STATED PROBLEM: In the data that follows, count every line holding the string "faut" and give the count alone.
┌─ DATASET ENTRIES
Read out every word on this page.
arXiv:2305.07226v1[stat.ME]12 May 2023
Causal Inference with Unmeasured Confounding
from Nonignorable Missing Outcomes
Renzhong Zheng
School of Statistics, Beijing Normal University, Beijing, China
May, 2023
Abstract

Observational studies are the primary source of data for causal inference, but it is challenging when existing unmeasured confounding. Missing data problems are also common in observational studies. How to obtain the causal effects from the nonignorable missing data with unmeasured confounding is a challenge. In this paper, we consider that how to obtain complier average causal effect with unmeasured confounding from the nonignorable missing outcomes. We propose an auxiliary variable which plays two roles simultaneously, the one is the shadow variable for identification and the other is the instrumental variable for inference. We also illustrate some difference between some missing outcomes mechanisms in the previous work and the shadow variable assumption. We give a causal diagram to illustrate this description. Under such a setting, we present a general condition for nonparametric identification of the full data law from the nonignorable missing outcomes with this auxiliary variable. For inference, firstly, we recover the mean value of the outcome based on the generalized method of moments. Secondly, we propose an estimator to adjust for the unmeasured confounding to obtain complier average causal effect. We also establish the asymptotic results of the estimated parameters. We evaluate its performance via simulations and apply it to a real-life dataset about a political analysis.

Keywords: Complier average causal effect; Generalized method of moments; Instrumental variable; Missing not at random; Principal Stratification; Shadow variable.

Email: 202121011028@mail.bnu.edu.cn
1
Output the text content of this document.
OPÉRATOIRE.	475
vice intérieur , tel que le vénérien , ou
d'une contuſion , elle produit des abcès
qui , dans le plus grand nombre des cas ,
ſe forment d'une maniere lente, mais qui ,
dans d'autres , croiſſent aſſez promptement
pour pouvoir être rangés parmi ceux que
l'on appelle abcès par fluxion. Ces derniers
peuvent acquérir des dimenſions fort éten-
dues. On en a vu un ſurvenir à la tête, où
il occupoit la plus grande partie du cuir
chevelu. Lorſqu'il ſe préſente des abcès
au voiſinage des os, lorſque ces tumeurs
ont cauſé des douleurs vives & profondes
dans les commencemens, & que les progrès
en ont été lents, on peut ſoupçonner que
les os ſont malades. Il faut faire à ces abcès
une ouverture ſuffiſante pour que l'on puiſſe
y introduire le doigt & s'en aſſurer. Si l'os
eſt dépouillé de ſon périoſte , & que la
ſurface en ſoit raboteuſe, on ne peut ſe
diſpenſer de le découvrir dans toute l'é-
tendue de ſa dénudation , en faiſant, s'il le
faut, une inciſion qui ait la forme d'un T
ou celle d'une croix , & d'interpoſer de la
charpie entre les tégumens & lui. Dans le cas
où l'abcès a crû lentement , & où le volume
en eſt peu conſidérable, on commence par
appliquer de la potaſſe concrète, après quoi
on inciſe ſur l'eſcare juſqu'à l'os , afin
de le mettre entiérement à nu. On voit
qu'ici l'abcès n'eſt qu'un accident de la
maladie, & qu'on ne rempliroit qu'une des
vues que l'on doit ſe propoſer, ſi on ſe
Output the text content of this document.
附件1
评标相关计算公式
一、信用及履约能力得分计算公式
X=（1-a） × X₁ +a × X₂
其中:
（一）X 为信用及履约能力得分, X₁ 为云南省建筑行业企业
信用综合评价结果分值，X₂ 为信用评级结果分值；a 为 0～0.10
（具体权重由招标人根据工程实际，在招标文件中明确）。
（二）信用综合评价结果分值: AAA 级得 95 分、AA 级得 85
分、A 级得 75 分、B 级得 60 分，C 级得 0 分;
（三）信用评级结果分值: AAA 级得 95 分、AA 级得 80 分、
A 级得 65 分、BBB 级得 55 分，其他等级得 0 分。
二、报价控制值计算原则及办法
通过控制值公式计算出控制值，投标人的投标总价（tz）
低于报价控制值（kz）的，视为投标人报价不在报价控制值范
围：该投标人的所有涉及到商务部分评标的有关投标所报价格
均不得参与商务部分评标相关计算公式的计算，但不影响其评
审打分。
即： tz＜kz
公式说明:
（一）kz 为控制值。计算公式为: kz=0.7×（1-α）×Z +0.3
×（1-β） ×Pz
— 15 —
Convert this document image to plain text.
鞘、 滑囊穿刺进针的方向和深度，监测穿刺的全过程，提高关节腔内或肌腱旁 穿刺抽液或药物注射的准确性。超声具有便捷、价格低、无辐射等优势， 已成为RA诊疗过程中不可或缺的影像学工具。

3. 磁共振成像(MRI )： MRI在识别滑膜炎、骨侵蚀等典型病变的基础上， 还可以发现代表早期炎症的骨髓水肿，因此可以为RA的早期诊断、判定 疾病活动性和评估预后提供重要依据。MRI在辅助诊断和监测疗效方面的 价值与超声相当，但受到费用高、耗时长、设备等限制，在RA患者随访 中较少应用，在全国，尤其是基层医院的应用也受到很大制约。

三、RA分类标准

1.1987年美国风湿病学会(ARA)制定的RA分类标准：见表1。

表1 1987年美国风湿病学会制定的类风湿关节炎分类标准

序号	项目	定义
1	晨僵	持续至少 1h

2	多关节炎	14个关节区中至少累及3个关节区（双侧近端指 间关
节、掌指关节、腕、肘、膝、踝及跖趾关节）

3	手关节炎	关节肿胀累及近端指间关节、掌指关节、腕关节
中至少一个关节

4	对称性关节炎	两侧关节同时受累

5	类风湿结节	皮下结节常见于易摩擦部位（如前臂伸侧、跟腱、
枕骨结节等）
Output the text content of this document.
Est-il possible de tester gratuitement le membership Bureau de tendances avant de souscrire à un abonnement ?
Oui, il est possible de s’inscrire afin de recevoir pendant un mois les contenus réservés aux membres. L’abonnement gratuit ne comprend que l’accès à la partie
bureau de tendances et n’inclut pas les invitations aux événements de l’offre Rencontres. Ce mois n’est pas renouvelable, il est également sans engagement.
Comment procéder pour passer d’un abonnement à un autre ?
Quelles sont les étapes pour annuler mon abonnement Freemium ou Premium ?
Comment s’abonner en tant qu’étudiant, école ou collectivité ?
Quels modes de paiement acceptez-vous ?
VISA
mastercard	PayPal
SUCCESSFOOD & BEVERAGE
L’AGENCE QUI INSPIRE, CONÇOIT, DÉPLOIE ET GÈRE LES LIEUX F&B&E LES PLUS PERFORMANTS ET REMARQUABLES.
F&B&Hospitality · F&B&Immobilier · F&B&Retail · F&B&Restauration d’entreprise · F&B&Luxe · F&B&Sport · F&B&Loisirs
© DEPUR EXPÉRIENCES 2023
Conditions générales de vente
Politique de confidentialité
└─
EXERCISE RESPONSE: 2